* EXERCISE AIM: Extract every line that contains the string "title".

* EXERCISE INPUT:
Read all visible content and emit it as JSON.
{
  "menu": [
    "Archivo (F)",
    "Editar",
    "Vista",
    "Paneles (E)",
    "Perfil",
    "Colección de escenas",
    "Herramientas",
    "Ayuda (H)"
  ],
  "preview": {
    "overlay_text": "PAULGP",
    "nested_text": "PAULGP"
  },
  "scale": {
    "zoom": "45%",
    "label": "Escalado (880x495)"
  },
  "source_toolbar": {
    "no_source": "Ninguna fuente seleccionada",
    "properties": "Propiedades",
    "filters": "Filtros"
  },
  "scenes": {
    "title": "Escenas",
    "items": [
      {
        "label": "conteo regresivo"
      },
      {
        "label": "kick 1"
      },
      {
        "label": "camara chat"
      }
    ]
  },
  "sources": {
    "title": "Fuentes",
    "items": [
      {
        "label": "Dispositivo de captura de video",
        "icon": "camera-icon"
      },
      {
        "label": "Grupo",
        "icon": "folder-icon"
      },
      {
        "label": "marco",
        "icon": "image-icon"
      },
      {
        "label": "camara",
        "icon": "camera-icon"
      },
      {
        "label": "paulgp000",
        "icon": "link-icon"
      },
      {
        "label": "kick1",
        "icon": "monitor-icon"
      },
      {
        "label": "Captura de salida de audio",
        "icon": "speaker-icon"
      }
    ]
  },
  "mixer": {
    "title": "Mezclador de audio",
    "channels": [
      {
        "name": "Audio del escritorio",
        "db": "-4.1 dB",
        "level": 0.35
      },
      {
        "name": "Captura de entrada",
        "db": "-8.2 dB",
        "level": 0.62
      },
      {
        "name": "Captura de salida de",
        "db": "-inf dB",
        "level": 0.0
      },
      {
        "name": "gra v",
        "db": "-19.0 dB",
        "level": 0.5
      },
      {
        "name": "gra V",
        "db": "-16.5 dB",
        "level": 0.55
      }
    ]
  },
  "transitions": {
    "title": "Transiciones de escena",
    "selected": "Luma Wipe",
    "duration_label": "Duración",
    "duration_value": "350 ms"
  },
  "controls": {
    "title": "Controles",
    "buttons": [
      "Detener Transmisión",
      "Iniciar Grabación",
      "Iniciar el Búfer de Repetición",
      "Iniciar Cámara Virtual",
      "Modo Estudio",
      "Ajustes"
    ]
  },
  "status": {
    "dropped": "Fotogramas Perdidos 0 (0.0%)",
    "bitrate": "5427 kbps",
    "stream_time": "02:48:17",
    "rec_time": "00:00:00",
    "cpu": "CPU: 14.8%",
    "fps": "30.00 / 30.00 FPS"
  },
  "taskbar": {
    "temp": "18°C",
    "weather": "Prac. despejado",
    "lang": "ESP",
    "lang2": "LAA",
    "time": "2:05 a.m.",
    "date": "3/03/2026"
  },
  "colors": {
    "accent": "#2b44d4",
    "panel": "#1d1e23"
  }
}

* ANSWER IN FULL:
    "title": "Escenas",
    "title": "Fuentes",
    "title": "Mezclador de audio",
    "title": "Transiciones de escena",
    "title": "Controles",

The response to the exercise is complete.